EXTRACT
☆ ☆ ☆ ☆
Harriett Jane Olson Nominated to Lead Women’s Division

 Have you ever wondered why we think our “resting” state should be stillness, rather than movement, flexibility or change? We have the interesting responsibility of translating a text that was written with the image of a flat, static world, into the language of movement. To do this, we must see movement as the “norm”—something that creates strength and life, rather than something that interrupts our being still.

When the poetry and hymns of the Psalms were being written, it made sense to the poet and to the people to speak of strength in the “roots of the mountains” and the spread of the blessings of God to the “ends of the earth.” The ancients viewed the mountains as being “rooted” in the base of the universe below, and the distant edges, or ends, circumscribed the world. The inbreaking of God was viewed as making the mountains shake or smoke, not earthquakes or volcanoes. Today we know that some mountains are volcanic, some are created by the movements of the plates of the earth and some are remnants of a glacial past. Molten rock, water and other sorts of not very “solid” mass are at the base of the mountains. In fact, the mountains do move — at a pace too slow for us to observe. Still, we know that what keeps the universe together is not mass as much as it is motion — gravity from the rotation of the earth; energy from the cycling of the stars, suns and planets; positively and negatively charged ions in the atom. The whole system is actually moving.
☆ ☆ ☆ ☆
Item position entries:
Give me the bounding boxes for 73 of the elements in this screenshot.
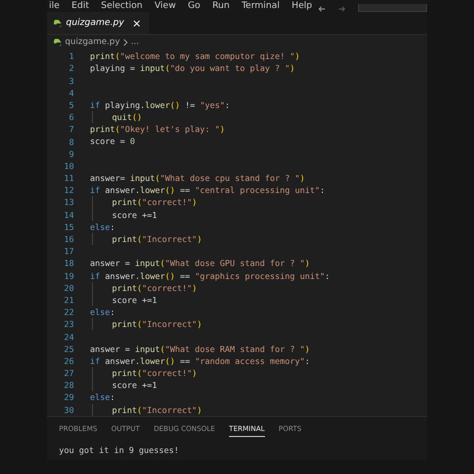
code-line: playing = input("do you want to play ? "): [90, 62, 295, 75]
line-number: 16: [63, 234, 74, 244]
code-line: if answer.lower() == "random access memory":: [90, 354, 310, 368]
line-number: 28: [63, 380, 74, 390]
code-line: answer= input("What dose cpu stand for ? "): [90, 172, 305, 184]
forward-arrow-icon[interactable]: [338, 4, 346, 12]
code-line: if answer.lower() == "graphics processing unit":: [90, 270, 330, 282]
line-number: 25: [63, 344, 74, 354]
line-number: 5: [68, 100, 74, 110]
line-number: 6: [68, 112, 74, 122]
line-number: 18: [63, 258, 74, 268]
code-line: print("correct!"): [112, 282, 197, 294]
line-number: 1: [68, 51, 74, 62]
menu-item[interactable]: Selection: [100, 0, 142, 12]
python-file-icon: [53, 38, 62, 47]
chevron-icon: [122, 38, 128, 46]
line-number: 9: [68, 148, 74, 159]
code-line: else:: [90, 306, 115, 318]
code-line: if answer.lower() == "central processing unit":: [90, 184, 325, 196]
code-line: print("correct!"): [112, 196, 197, 209]
line-number: 23: [63, 319, 74, 330]
code-line: quit(): [112, 111, 142, 124]
code-line: print("Incorrect"): [112, 404, 202, 416]
terminal-output: you got it in 9 guesses!: [59, 444, 180, 455]
line-number: 10: [63, 160, 74, 171]
line-number: 14: [63, 210, 74, 220]
code-line: else:: [90, 391, 115, 404]
search-field[interactable]: [358, 4, 427, 12]
code-line: print("welcome to my sam computor qize! "): [90, 50, 300, 62]
code-line: score +=1: [112, 379, 157, 392]
line-number: 26: [63, 356, 74, 366]
close-icon[interactable]: ×: [132, 16, 142, 30]
menu-item[interactable]: View: [154, 0, 176, 12]
line-number: 12: [63, 185, 74, 196]
code-line: if playing.lower() != "yes":: [90, 98, 230, 112]
line-number: 22: [63, 307, 74, 318]
line-number: 21: [63, 294, 74, 305]
code-line: answer = input("What dose RAM stand for ? "): [90, 342, 310, 355]
line-number: 17: [63, 246, 74, 256]
line-number: 11: [63, 173, 74, 184]
menu-item[interactable]: Help: [292, 0, 312, 12]
code-line: print("Incorrect"): [112, 232, 202, 246]
menu-item[interactable]: Edit: [72, 0, 89, 12]
menu-item[interactable]: Go: [188, 0, 200, 12]
breadcrumb-item[interactable]: quizgame.py: [65, 37, 120, 48]
menu-item[interactable]: ile: [49, 0, 60, 12]
code-line: else:: [90, 220, 115, 233]
line-number: 19: [63, 270, 74, 281]
line-number: 15: [63, 222, 74, 232]
line-number: 7: [68, 124, 74, 134]
line-number: 29: [63, 392, 74, 402]
code-line: score +=1: [112, 294, 157, 306]
line-number: 3: [68, 76, 74, 86]
python-file-icon: [53, 18, 62, 28]
editor-tab[interactable]: quizgame.py ×: [47, 12, 150, 34]
line-number: 13: [63, 197, 74, 208]
code-line: print("Incorrect"): [112, 318, 202, 330]
line-number: 30: [63, 404, 74, 415]
line-number: 2: [68, 63, 74, 74]
code-line: score +=1: [112, 208, 157, 221]
menu-item[interactable]: Terminal: [242, 0, 280, 12]
back-arrow-icon[interactable]: [318, 4, 326, 12]
breadcrumb-item[interactable]: ...: [130, 37, 139, 48]
line-number: 24: [63, 332, 74, 342]
code-line: score = 0: [90, 135, 135, 148]
line-number: 27: [63, 368, 74, 378]
code-line: print("Okey! let's play: "): [90, 123, 225, 136]
line-number: 20: [63, 282, 74, 293]
line-number: 8: [68, 136, 74, 147]
code-line: answer = input("What dose GPU stand for ? "): [90, 257, 310, 270]
menu-item[interactable]: Run: [212, 0, 230, 12]
code-line: print("correct!"): [112, 367, 197, 380]
line-number: 4: [68, 88, 74, 98]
☆ ☆ ☆ ☆
WRITTEN TASK A
Print everything in the passage on movement from "Have you ever" down to "our being still.".
WRITTEN TASK B
Answer these questions on the passage on movement:
(i) What must we see as the "norm" in order to translate the text into the language of movement?
(ii) In what did the ancients view the mountains as being "rooted"?
(iii) What does the passage say is at the base of the mountains?
You won't need the entries to do any of this.

COMPLETE RESPONSE A
Have you ever wondered why we think our “resting” state should be stillness, rather than movement, flexibility or change? We have the interesting responsibility of translating a text that was written with the image of a flat, static world, into the language of movement. To do this, we must see movement as the “norm”—something that creates strength and life, rather than something that interrupts our being still.

COMPLETE RESPONSE B
(i) Movement.
(ii) The base of the universe below.
(iii) Molten rock, water and other sorts of not very "solid" mass.